*Given task*. How many lines in the listing below contain the string "图片与视频"? Treat case as significant and reply with the number alone.

"""

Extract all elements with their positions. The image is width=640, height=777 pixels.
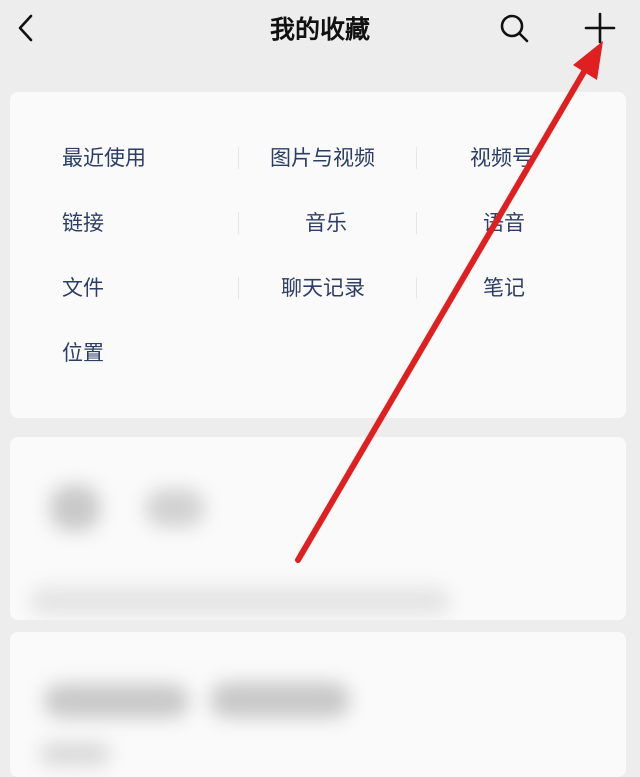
page-title: 我的收藏 xyxy=(269,15,370,44)
category-music[interactable]: 音乐 xyxy=(305,203,347,243)
add-button[interactable] xyxy=(578,8,622,48)
back-button[interactable] xyxy=(6,8,46,48)
blurred-content xyxy=(145,489,205,527)
favorite-item-blurred[interactable] xyxy=(10,632,626,777)
search-icon xyxy=(500,14,529,43)
category-location[interactable]: 位置 xyxy=(62,333,104,373)
nav-bar: 我的收藏 xyxy=(0,0,640,62)
blurred-content xyxy=(44,684,189,718)
category-voice[interactable]: 语音 xyxy=(483,203,525,243)
column-divider xyxy=(416,212,417,234)
search-button[interactable] xyxy=(494,8,534,48)
column-divider xyxy=(416,147,417,169)
column-divider xyxy=(238,277,239,299)
blurred-content xyxy=(30,587,450,615)
column-divider xyxy=(416,277,417,299)
column-divider xyxy=(238,212,239,234)
plus-icon xyxy=(584,12,616,44)
category-files[interactable]: 文件 xyxy=(62,268,104,308)
category-notes[interactable]: 笔记 xyxy=(483,268,525,308)
category-links[interactable]: 链接 xyxy=(62,203,104,243)
chevron-left-icon xyxy=(18,14,33,42)
category-photos-videos[interactable]: 图片与视频 xyxy=(270,138,375,178)
blurred-content xyxy=(40,742,110,766)
category-chat-history[interactable]: 聊天记录 xyxy=(281,268,365,308)
category-card: 最近使用 图片与视频 视频号 链接 音乐 语音 文件 聊天记录 笔记 位置 xyxy=(10,92,626,418)
blurred-content xyxy=(210,682,350,718)
category-recent[interactable]: 最近使用 xyxy=(62,138,146,178)
favorite-item-blurred[interactable] xyxy=(10,437,626,620)
blurred-content xyxy=(50,485,100,531)
column-divider xyxy=(238,147,239,169)
category-channels[interactable]: 视频号 xyxy=(470,138,533,178)
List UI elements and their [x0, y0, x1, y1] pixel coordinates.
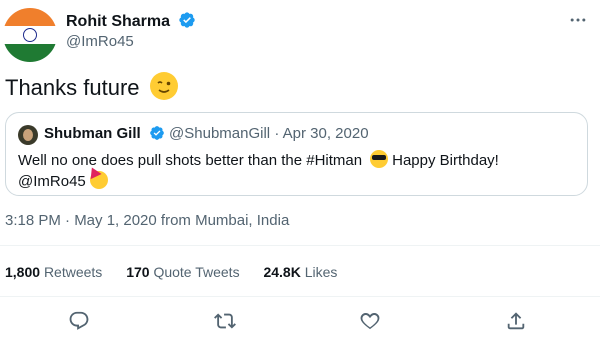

"""

*Response below*. 2